Challenge: Pictures should be excluded; otherwise, copy every entry exactly.
· · ·
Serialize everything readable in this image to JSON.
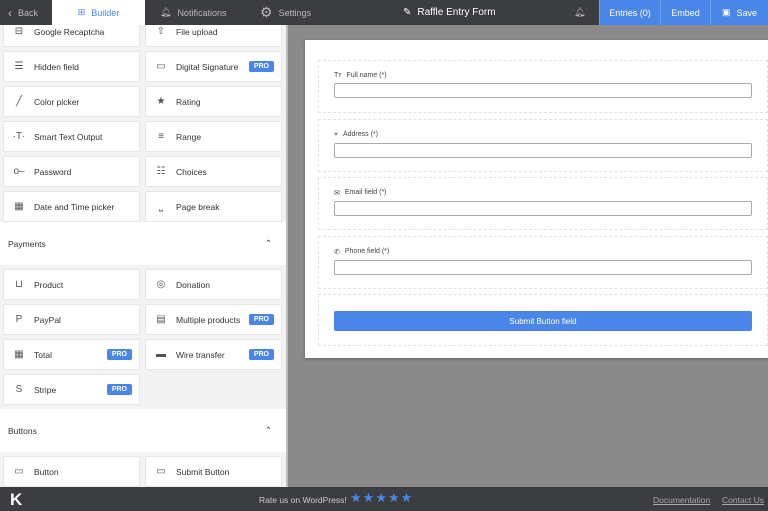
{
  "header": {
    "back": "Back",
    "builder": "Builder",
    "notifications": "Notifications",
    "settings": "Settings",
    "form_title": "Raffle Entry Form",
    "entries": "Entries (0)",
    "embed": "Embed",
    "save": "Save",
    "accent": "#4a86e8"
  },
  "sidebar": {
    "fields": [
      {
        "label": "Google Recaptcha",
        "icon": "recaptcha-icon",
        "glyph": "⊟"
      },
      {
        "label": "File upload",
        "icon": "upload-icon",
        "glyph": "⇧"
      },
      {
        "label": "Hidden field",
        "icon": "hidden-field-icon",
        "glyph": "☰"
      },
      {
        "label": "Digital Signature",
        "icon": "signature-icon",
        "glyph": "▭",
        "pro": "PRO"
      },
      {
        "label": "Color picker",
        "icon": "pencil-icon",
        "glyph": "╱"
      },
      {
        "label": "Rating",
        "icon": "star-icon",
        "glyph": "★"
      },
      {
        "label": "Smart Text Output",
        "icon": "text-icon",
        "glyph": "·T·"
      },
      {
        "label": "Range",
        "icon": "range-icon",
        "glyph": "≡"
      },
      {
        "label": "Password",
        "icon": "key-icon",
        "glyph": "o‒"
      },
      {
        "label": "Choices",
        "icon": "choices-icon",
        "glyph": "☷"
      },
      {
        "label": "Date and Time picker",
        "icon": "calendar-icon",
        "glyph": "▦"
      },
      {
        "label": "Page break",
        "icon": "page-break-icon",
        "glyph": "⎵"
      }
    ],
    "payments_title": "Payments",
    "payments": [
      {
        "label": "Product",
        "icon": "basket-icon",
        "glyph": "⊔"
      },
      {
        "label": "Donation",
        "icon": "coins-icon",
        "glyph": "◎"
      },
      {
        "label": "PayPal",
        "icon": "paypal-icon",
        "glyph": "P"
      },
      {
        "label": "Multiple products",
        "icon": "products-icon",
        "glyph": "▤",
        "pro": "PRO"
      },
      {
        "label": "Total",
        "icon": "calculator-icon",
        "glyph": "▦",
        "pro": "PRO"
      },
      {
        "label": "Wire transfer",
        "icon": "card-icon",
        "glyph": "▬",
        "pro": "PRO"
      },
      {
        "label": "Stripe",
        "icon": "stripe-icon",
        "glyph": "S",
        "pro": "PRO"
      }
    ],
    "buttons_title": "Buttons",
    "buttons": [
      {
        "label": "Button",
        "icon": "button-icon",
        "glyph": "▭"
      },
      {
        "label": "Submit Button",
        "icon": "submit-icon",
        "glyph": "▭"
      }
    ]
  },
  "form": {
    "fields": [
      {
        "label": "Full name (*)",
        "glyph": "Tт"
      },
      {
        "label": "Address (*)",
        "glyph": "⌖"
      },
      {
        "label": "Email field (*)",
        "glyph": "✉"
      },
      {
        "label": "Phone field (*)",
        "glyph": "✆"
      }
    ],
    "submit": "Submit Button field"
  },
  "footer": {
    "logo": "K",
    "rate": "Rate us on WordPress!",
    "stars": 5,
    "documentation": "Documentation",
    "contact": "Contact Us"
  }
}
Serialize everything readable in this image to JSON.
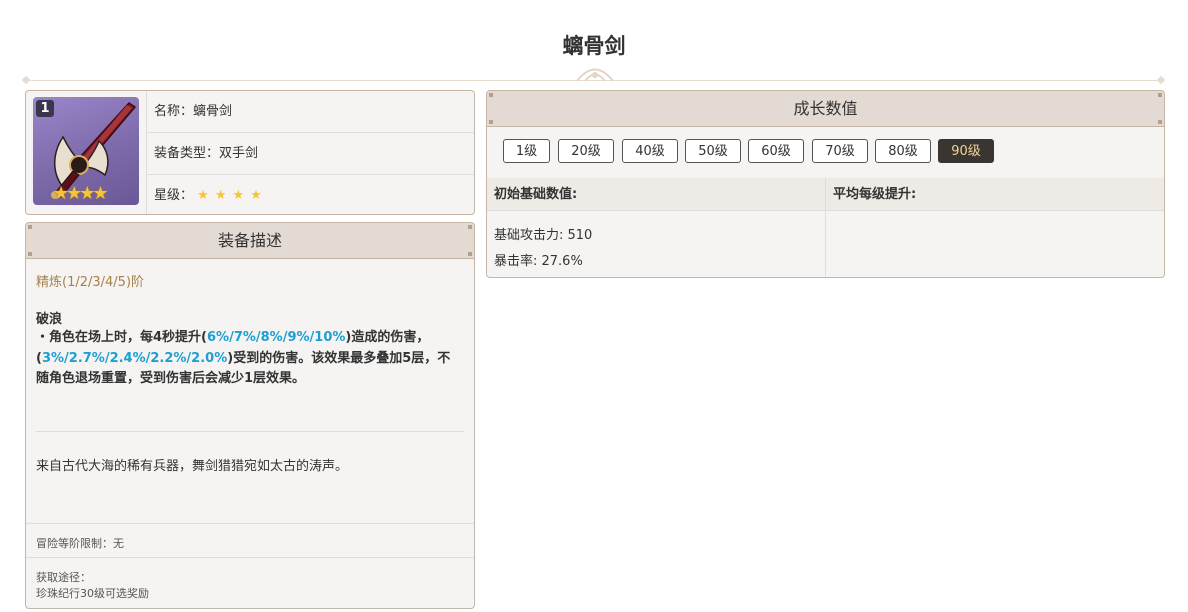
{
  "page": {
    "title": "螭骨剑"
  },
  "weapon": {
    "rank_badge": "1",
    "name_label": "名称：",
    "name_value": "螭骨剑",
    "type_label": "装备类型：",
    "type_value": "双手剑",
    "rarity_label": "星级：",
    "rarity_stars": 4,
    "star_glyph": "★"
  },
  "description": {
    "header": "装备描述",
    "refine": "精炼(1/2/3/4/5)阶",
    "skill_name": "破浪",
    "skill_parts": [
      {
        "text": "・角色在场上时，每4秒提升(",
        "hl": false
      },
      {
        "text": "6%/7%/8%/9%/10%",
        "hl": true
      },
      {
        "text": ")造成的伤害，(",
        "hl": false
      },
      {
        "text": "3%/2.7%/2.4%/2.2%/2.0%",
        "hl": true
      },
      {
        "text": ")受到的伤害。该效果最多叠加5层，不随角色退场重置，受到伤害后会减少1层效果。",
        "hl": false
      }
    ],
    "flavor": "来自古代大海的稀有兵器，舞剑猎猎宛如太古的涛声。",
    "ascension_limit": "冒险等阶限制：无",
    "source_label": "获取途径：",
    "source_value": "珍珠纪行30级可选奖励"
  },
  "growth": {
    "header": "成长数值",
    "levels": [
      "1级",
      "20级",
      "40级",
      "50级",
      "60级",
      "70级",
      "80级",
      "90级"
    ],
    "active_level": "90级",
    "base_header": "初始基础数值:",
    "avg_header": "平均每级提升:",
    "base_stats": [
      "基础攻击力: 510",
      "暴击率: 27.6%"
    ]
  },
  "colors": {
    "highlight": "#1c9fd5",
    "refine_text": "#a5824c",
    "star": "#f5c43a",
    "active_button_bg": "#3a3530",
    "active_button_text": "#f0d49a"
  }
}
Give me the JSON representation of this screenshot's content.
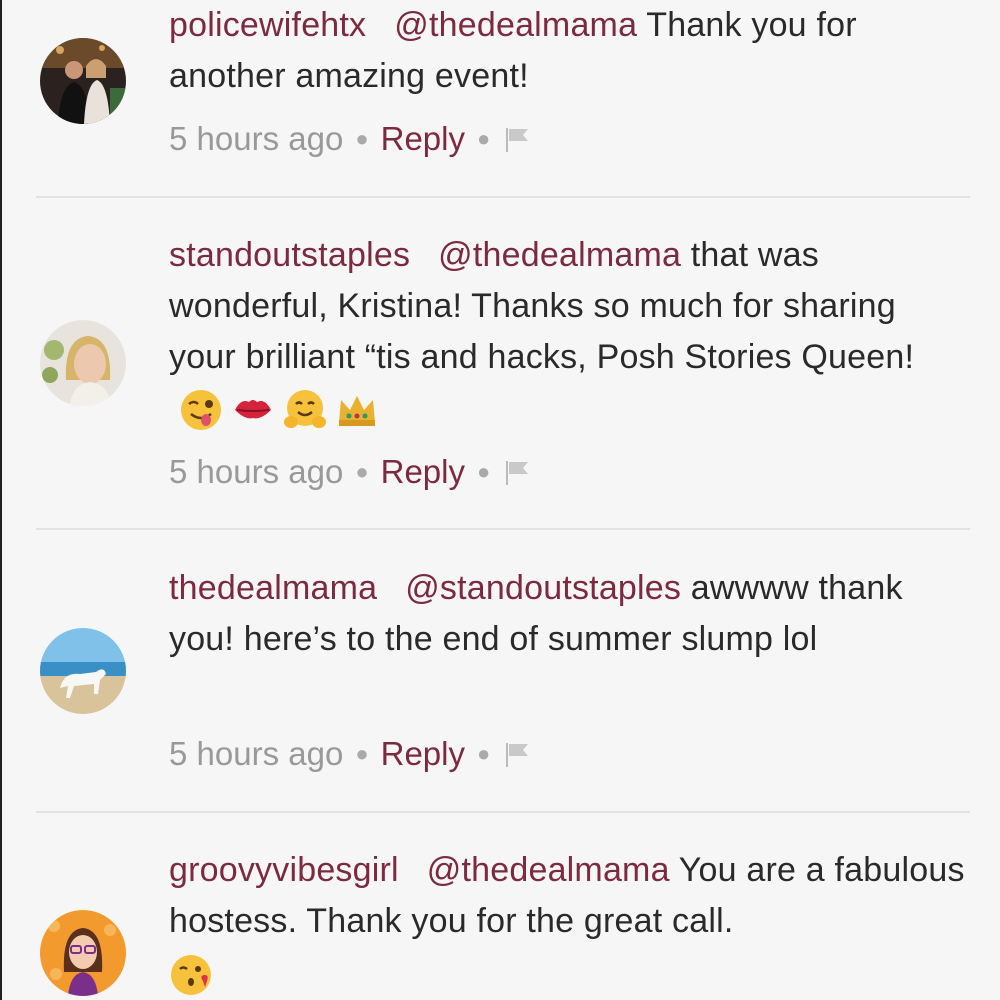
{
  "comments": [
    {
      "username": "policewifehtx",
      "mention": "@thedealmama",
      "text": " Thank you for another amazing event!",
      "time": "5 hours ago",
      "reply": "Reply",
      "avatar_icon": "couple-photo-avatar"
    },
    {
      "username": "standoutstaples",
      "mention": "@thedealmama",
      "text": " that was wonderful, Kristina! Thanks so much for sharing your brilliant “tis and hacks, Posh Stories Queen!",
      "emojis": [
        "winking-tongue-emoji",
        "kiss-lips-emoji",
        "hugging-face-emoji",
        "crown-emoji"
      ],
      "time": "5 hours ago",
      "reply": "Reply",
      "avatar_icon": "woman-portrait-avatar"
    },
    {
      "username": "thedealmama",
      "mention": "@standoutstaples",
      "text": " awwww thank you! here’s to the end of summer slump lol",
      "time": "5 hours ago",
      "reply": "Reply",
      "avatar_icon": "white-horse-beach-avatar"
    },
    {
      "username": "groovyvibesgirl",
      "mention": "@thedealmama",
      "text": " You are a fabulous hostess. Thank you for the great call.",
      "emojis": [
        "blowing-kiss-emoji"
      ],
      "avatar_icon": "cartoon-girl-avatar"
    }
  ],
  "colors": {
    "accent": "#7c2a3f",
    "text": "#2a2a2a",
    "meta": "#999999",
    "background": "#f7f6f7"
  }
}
· · ·
Final result:
Serialize everything readable in this image to JSON.
{
  "header": {
    "back": "Back",
    "builder": "Builder",
    "notifications": "Notifications",
    "settings": "Settings",
    "form_title": "Raffle Entry Form",
    "entries": "Entries (0)",
    "embed": "Embed",
    "save": "Save",
    "accent": "#4a86e8"
  },
  "sidebar": {
    "fields": [
      {
        "label": "Google Recaptcha",
        "icon": "recaptcha-icon",
        "glyph": "⊟"
      },
      {
        "label": "File upload",
        "icon": "upload-icon",
        "glyph": "⇧"
      },
      {
        "label": "Hidden field",
        "icon": "hidden-field-icon",
        "glyph": "☰"
      },
      {
        "label": "Digital Signature",
        "icon": "signature-icon",
        "glyph": "▭",
        "pro": "PRO"
      },
      {
        "label": "Color picker",
        "icon": "pencil-icon",
        "glyph": "╱"
      },
      {
        "label": "Rating",
        "icon": "star-icon",
        "glyph": "★"
      },
      {
        "label": "Smart Text Output",
        "icon": "text-icon",
        "glyph": "·T·"
      },
      {
        "label": "Range",
        "icon": "range-icon",
        "glyph": "≡"
      },
      {
        "label": "Password",
        "icon": "key-icon",
        "glyph": "o‒"
      },
      {
        "label": "Choices",
        "icon": "choices-icon",
        "glyph": "☷"
      },
      {
        "label": "Date and Time picker",
        "icon": "calendar-icon",
        "glyph": "▦"
      },
      {
        "label": "Page break",
        "icon": "page-break-icon",
        "glyph": "⎵"
      }
    ],
    "payments_title": "Payments",
    "payments": [
      {
        "label": "Product",
        "icon": "basket-icon",
        "glyph": "⊔"
      },
      {
        "label": "Donation",
        "icon": "coins-icon",
        "glyph": "◎"
      },
      {
        "label": "PayPal",
        "icon": "paypal-icon",
        "glyph": "P"
      },
      {
        "label": "Multiple products",
        "icon": "products-icon",
        "glyph": "▤",
        "pro": "PRO"
      },
      {
        "label": "Total",
        "icon": "calculator-icon",
        "glyph": "▦",
        "pro": "PRO"
      },
      {
        "label": "Wire transfer",
        "icon": "card-icon",
        "glyph": "▬",
        "pro": "PRO"
      },
      {
        "label": "Stripe",
        "icon": "stripe-icon",
        "glyph": "S",
        "pro": "PRO"
      }
    ],
    "buttons_title": "Buttons",
    "buttons": [
      {
        "label": "Button",
        "icon": "button-icon",
        "glyph": "▭"
      },
      {
        "label": "Submit Button",
        "icon": "submit-icon",
        "glyph": "▭"
      }
    ]
  },
  "form": {
    "fields": [
      {
        "label": "Full name (*)",
        "glyph": "Tт"
      },
      {
        "label": "Address (*)",
        "glyph": "⌖"
      },
      {
        "label": "Email field (*)",
        "glyph": "✉"
      },
      {
        "label": "Phone field (*)",
        "glyph": "✆"
      }
    ],
    "submit": "Submit Button field"
  },
  "footer": {
    "logo": "K",
    "rate": "Rate us on WordPress!",
    "stars": 5,
    "documentation": "Documentation",
    "contact": "Contact Us"
  }
}
Serialize everything readable in this image to JSON.
{
  "page": {
    "title": "螭骨剑"
  },
  "weapon": {
    "rank_badge": "1",
    "name_label": "名称：",
    "name_value": "螭骨剑",
    "type_label": "装备类型：",
    "type_value": "双手剑",
    "rarity_label": "星级：",
    "rarity_stars": 4,
    "star_glyph": "★"
  },
  "description": {
    "header": "装备描述",
    "refine": "精炼(1/2/3/4/5)阶",
    "skill_name": "破浪",
    "skill_parts": [
      {
        "text": "・角色在场上时，每4秒提升(",
        "hl": false
      },
      {
        "text": "6%/7%/8%/9%/10%",
        "hl": true
      },
      {
        "text": ")造成的伤害，(",
        "hl": false
      },
      {
        "text": "3%/2.7%/2.4%/2.2%/2.0%",
        "hl": true
      },
      {
        "text": ")受到的伤害。该效果最多叠加5层，不随角色退场重置，受到伤害后会减少1层效果。",
        "hl": false
      }
    ],
    "flavor": "来自古代大海的稀有兵器，舞剑猎猎宛如太古的涛声。",
    "ascension_limit": "冒险等阶限制：无",
    "source_label": "获取途径：",
    "source_value": "珍珠纪行30级可选奖励"
  },
  "growth": {
    "header": "成长数值",
    "levels": [
      "1级",
      "20级",
      "40级",
      "50级",
      "60级",
      "70级",
      "80级",
      "90级"
    ],
    "active_level": "90级",
    "base_header": "初始基础数值:",
    "avg_header": "平均每级提升:",
    "base_stats": [
      "基础攻击力: 510",
      "暴击率: 27.6%"
    ]
  },
  "colors": {
    "highlight": "#1c9fd5",
    "refine_text": "#a5824c",
    "star": "#f5c43a",
    "active_button_bg": "#3a3530",
    "active_button_text": "#f0d49a"
  }
}
Give me the JSON representation of this screenshot's content.
{
  "comments": [
    {
      "username": "policewifehtx",
      "mention": "@thedealmama",
      "text": " Thank you for another amazing event!",
      "time": "5 hours ago",
      "reply": "Reply",
      "avatar_icon": "couple-photo-avatar"
    },
    {
      "username": "standoutstaples",
      "mention": "@thedealmama",
      "text": " that was wonderful, Kristina! Thanks so much for sharing your brilliant “tis and hacks, Posh Stories Queen!",
      "emojis": [
        "winking-tongue-emoji",
        "kiss-lips-emoji",
        "hugging-face-emoji",
        "crown-emoji"
      ],
      "time": "5 hours ago",
      "reply": "Reply",
      "avatar_icon": "woman-portrait-avatar"
    },
    {
      "username": "thedealmama",
      "mention": "@standoutstaples",
      "text": " awwww thank you! here’s to the end of summer slump lol",
      "time": "5 hours ago",
      "reply": "Reply",
      "avatar_icon": "white-horse-beach-avatar"
    },
    {
      "username": "groovyvibesgirl",
      "mention": "@thedealmama",
      "text": " You are a fabulous hostess. Thank you for the great call.",
      "emojis": [
        "blowing-kiss-emoji"
      ],
      "avatar_icon": "cartoon-girl-avatar"
    }
  ],
  "colors": {
    "accent": "#7c2a3f",
    "text": "#2a2a2a",
    "meta": "#999999",
    "background": "#f7f6f7"
  }
}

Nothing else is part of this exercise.